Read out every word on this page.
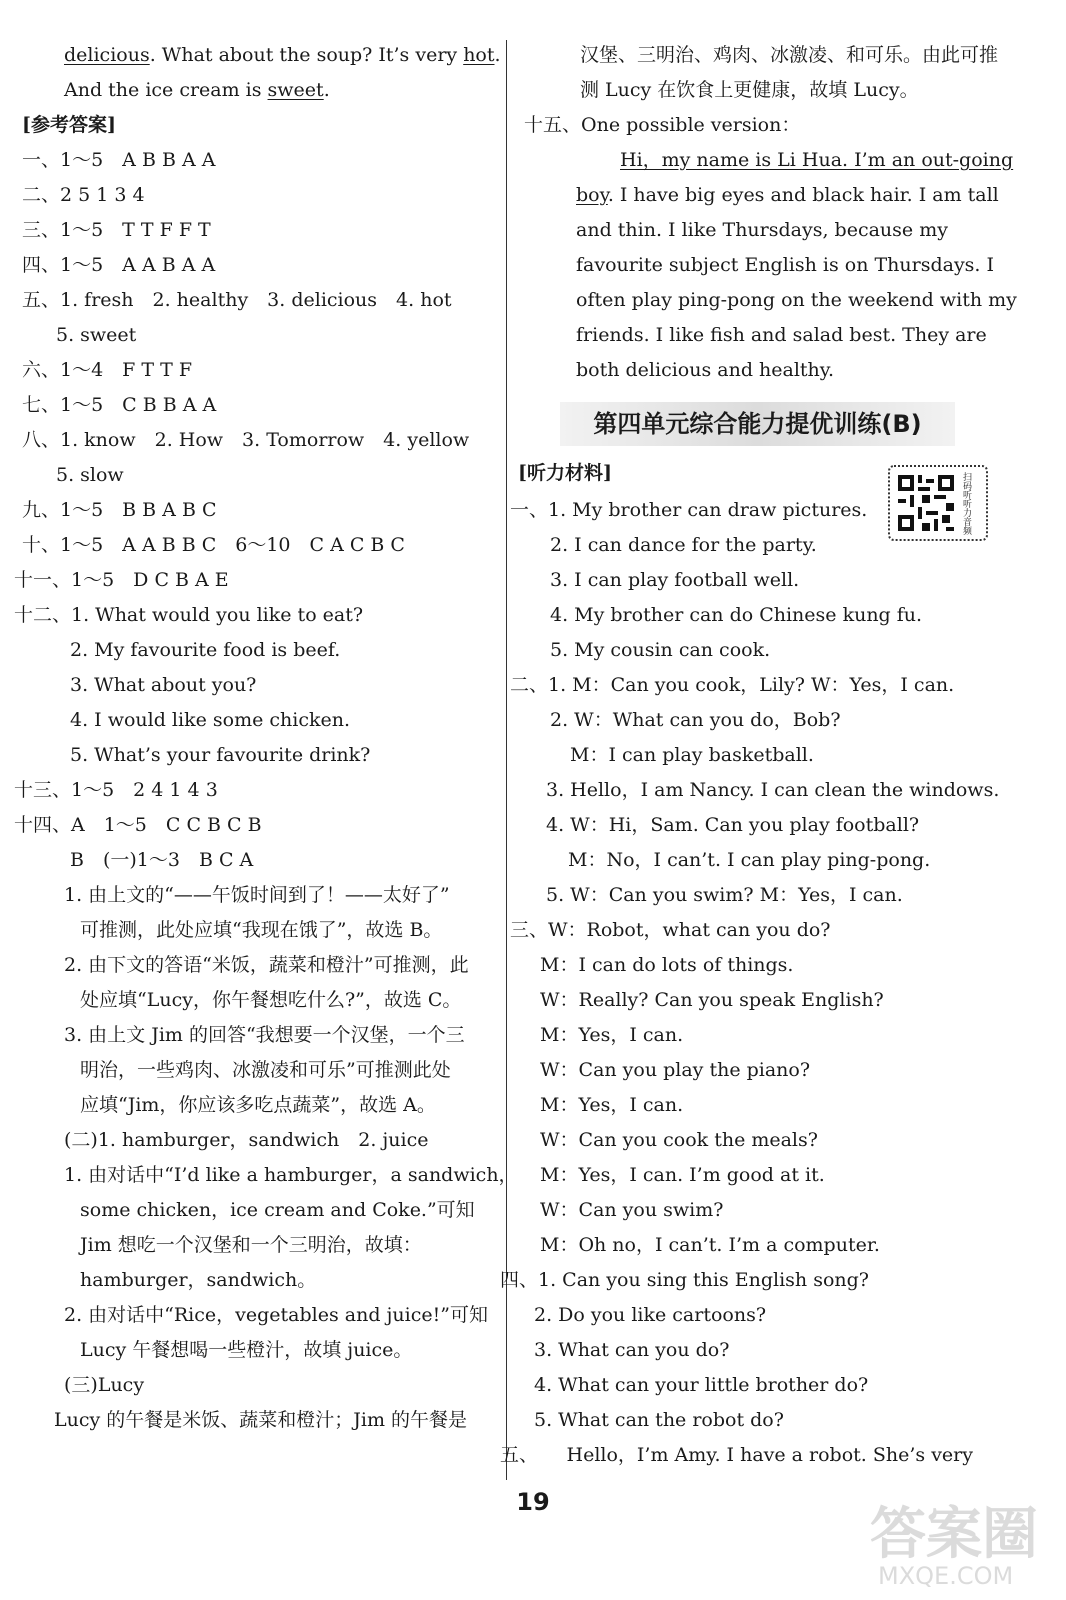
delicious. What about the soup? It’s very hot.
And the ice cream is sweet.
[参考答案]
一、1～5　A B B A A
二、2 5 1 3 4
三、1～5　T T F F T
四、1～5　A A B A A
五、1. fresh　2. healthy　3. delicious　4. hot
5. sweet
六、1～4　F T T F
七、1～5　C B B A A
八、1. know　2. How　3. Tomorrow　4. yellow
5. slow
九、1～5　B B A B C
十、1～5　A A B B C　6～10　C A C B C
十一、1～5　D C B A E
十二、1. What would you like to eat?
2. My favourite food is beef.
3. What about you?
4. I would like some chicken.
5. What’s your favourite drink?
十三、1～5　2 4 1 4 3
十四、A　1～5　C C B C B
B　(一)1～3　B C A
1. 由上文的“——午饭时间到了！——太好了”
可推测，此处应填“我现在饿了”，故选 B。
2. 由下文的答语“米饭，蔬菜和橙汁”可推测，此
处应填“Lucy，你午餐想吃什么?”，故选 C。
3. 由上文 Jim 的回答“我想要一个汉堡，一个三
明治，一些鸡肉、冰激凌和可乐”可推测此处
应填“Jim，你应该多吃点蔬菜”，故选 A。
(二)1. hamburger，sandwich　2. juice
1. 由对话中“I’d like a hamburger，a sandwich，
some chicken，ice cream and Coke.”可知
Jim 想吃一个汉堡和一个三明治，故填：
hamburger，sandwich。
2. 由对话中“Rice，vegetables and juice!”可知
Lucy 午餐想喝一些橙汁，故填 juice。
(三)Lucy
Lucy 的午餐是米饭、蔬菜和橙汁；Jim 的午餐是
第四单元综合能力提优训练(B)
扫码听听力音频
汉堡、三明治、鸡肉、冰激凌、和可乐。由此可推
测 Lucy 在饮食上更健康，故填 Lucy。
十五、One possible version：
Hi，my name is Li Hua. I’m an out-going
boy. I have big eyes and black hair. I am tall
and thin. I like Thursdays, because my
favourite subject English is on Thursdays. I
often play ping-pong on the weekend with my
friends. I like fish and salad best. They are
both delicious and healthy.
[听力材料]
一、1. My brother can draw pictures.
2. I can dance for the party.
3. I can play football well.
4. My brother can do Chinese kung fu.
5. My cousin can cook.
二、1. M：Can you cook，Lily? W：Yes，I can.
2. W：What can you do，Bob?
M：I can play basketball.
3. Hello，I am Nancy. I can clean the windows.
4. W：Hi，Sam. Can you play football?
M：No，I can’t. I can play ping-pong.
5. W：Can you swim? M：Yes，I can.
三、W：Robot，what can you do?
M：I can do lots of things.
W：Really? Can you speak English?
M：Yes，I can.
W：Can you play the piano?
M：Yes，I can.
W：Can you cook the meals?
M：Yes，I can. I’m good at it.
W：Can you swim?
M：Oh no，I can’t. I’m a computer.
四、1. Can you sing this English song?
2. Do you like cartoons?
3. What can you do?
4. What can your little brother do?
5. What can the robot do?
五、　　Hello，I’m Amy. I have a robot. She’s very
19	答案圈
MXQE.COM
------------------------------------
- **Set problem**: Do not include the images; transcribe the rest of the listing exactly.

- **Output below**:
Read out every word on this page.
delicious. What about the soup? It’s very hot.
And the ice cream is sweet.
[参考答案]
一、1～5　A B B A A
二、2 5 1 3 4
三、1～5　T T F F T
四、1～5　A A B A A
五、1. fresh　2. healthy　3. delicious　4. hot
5. sweet
六、1～4　F T T F
七、1～5　C B B A A
八、1. know　2. How　3. Tomorrow　4. yellow
5. slow
九、1～5　B B A B C
十、1～5　A A B B C　6～10　C A C B C
十一、1～5　D C B A E
十二、1. What would you like to eat?
2. My favourite food is beef.
3. What about you?
4. I would like some chicken.
5. What’s your favourite drink?
十三、1～5　2 4 1 4 3
十四、A　1～5　C C B C B
B　(一)1～3　B C A
1. 由上文的“——午饭时间到了！——太好了”
可推测，此处应填“我现在饿了”，故选 B。
2. 由下文的答语“米饭，蔬菜和橙汁”可推测，此
处应填“Lucy，你午餐想吃什么?”，故选 C。
3. 由上文 Jim 的回答“我想要一个汉堡，一个三
明治，一些鸡肉、冰激凌和可乐”可推测此处
应填“Jim，你应该多吃点蔬菜”，故选 A。
(二)1. hamburger，sandwich　2. juice
1. 由对话中“I’d like a hamburger，a sandwich，
some chicken，ice cream and Coke.”可知
Jim 想吃一个汉堡和一个三明治，故填：
hamburger，sandwich。
2. 由对话中“Rice，vegetables and juice!”可知
Lucy 午餐想喝一些橙汁，故填 juice。
(三)Lucy
Lucy 的午餐是米饭、蔬菜和橙汁；Jim 的午餐是
第四单元综合能力提优训练(B)
扫码听听力音频
汉堡、三明治、鸡肉、冰激凌、和可乐。由此可推
测 Lucy 在饮食上更健康，故填 Lucy。
十五、One possible version：
Hi，my name is Li Hua. I’m an out-going
boy. I have big eyes and black hair. I am tall
and thin. I like Thursdays, because my
favourite subject English is on Thursdays. I
often play ping-pong on the weekend with my
friends. I like fish and salad best. They are
both delicious and healthy.
[听力材料]
一、1. My brother can draw pictures.
2. I can dance for the party.
3. I can play football well.
4. My brother can do Chinese kung fu.
5. My cousin can cook.
二、1. M：Can you cook，Lily? W：Yes，I can.
2. W：What can you do，Bob?
M：I can play basketball.
3. Hello，I am Nancy. I can clean the windows.
4. W：Hi，Sam. Can you play football?
M：No，I can’t. I can play ping-pong.
5. W：Can you swim? M：Yes，I can.
三、W：Robot，what can you do?
M：I can do lots of things.
W：Really? Can you speak English?
M：Yes，I can.
W：Can you play the piano?
M：Yes，I can.
W：Can you cook the meals?
M：Yes，I can. I’m good at it.
W：Can you swim?
M：Oh no，I can’t. I’m a computer.
四、1. Can you sing this English song?
2. Do you like cartoons?
3. What can you do?
4. What can your little brother do?
5. What can the robot do?
五、　　Hello，I’m Amy. I have a robot. She’s very
19	答案圈
MXQE.COM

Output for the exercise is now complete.